Find the lines containing "page" and say how many there are, with no other words.

Extracted data entries:
=-=-=
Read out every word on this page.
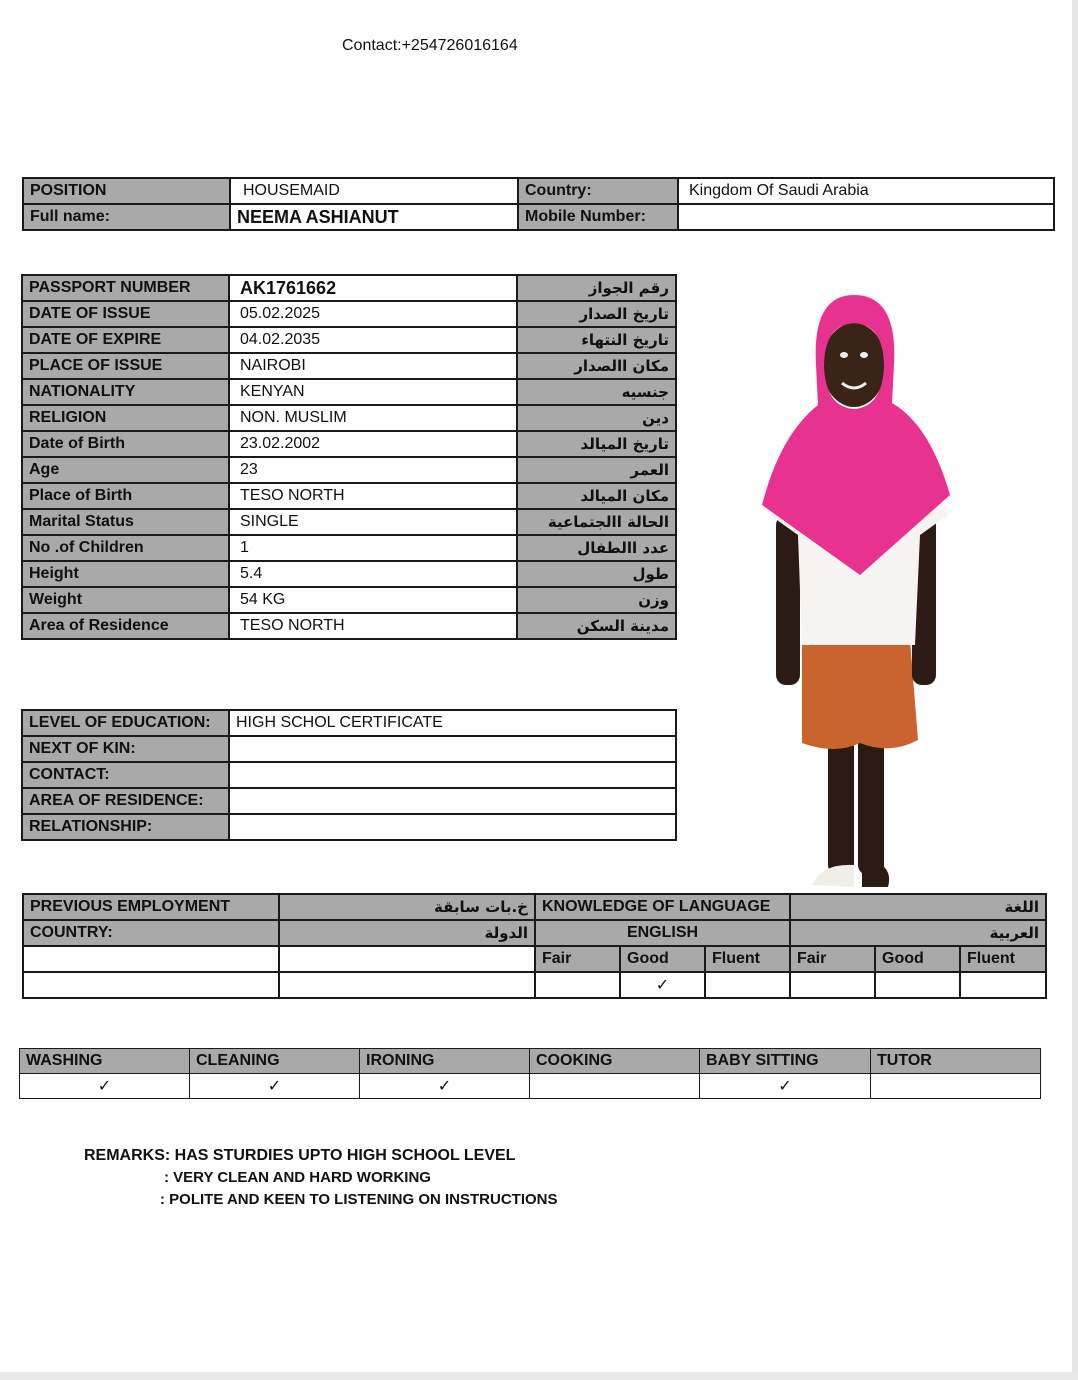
Contact:+254726016164
POSITION	HOUSEMAID	Country:	Kingdom Of Saudi Arabia
Full name:	NEEMA ASHIANUT	Mobile Number:	
PASSPORT NUMBER	AK1761662	رقم الجواز
DATE OF ISSUE	05.02.2025	تاريخ الصدار
DATE OF EXPIRE	04.02.2035	تاريخ النتهاء
PLACE OF ISSUE	NAIROBI	مكان االصدار
NATIONALITY	KENYAN	جنسيه
RELIGION	NON. MUSLIM	دين
Date of Birth	23.02.2002	تاريخ الميالد
Age	23	العمر
Place of Birth	TESO NORTH	مكان الميالد
Marital Status	SINGLE	الحالة االجتماعية
No .of Children	1	عدد االطفال
Height	5.4	طول
Weight	54 KG	وزن
Area of Residence	TESO NORTH	مدينة السكن
LEVEL OF EDUCATION:	HIGH SCHOL CERTIFICATE
NEXT OF KIN:	
CONTACT:	
AREA OF RESIDENCE:	
RELATIONSHIP:	
PREVIOUS EMPLOYMENT	خ.بات سابقة	KNOWLEDGE OF LANGUAGE			اللغة		
COUNTRY:	الدولة	ENGLISH			العربية		
		Fair	Good	Fluent	Fair	Good	Fluent
			✓				
WASHING	CLEANING	IRONING	COOKING	BABY SITTING	TUTOR
✓	✓	✓		✓	
REMARKS: HAS STURDIES UPTO HIGH SCHOOL LEVEL
: VERY CLEAN AND HARD WORKING
: POLITE AND KEEN TO LISTENING ON INSTRUCTIONS
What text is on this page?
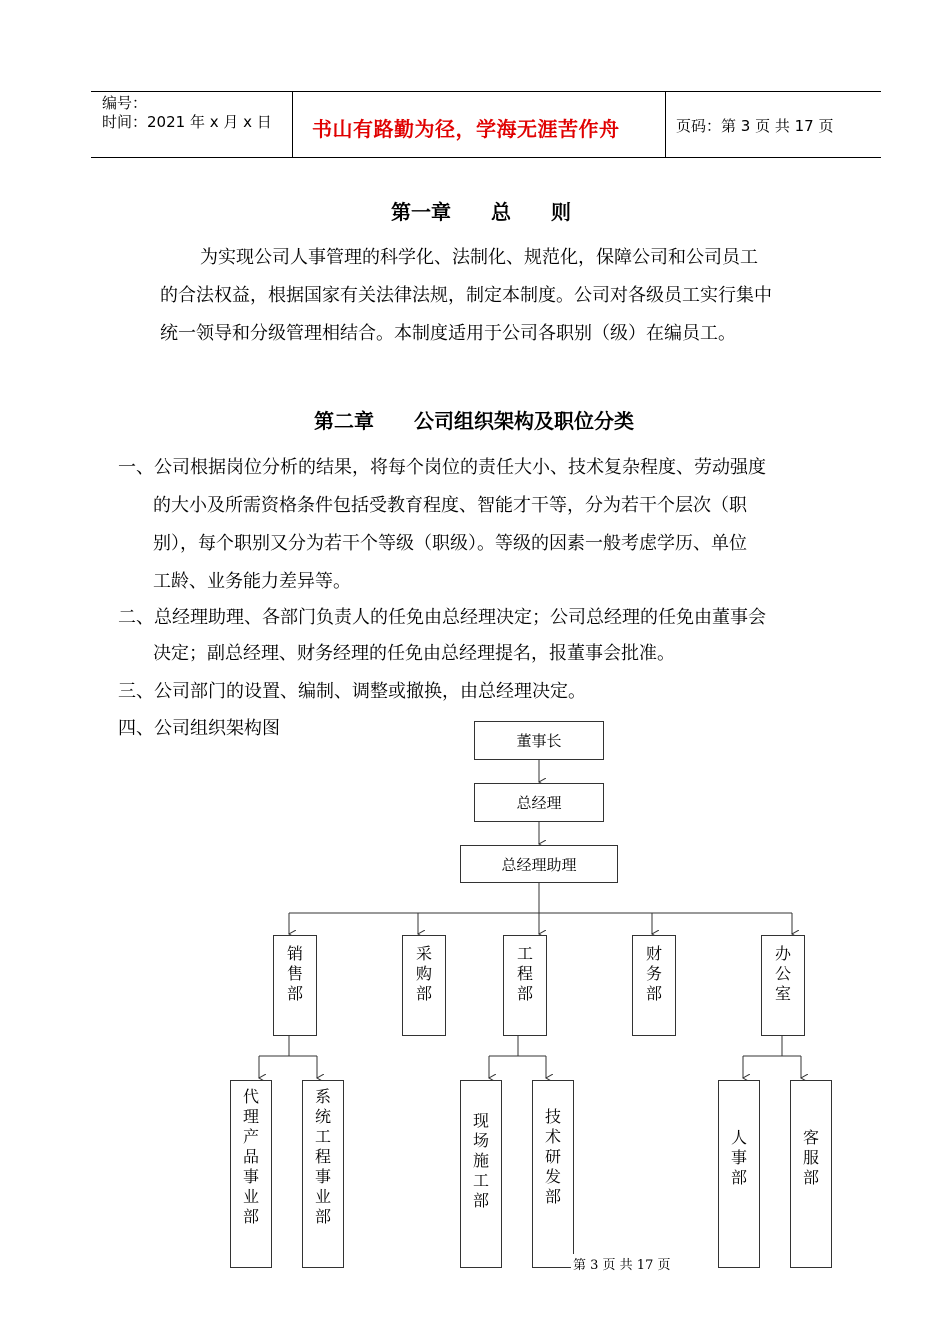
编号：
时间：2021 年 x 月 x 日 书山有路勤为径，学海无涯苦作舟	页码：第 3 页 共 17 页
第一章　　总　　则
为实现公司人事管理的科学化、法制化、规范化，保障公司和公司员工
的合法权益，根据国家有关法律法规，制定本制度。公司对各级员工实行集中
统一领导和分级管理相结合。本制度适用于公司各职别（级）在编员工。
第二章　　公司组织架构及职位分类
一、公司根据岗位分析的结果，将每个岗位的责任大小、技术复杂程度、劳动强度
的大小及所需资格条件包括受教育程度、智能才干等，分为若干个层次（职
别），每个职别又分为若干个等级（职级）。等级的因素一般考虑学历、单位
工龄、业务能力差异等。
二、总经理助理、各部门负责人的任免由总经理决定；公司总经理的任免由董事会
决定；副总经理、财务经理的任免由总经理提名，报董事会批准。
三、公司部门的设置、编制、调整或撤换，由总经理决定。
四、公司组织架构图
董事长
总经理
总经理助理
销售部
采购部
工程部
财务部
办公室
代理产品事业部
系统工程事业部
现场施工部
技术研发部
人事部
客服部
第 3 页 共 17 页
=-=-=
### Answer to the task
2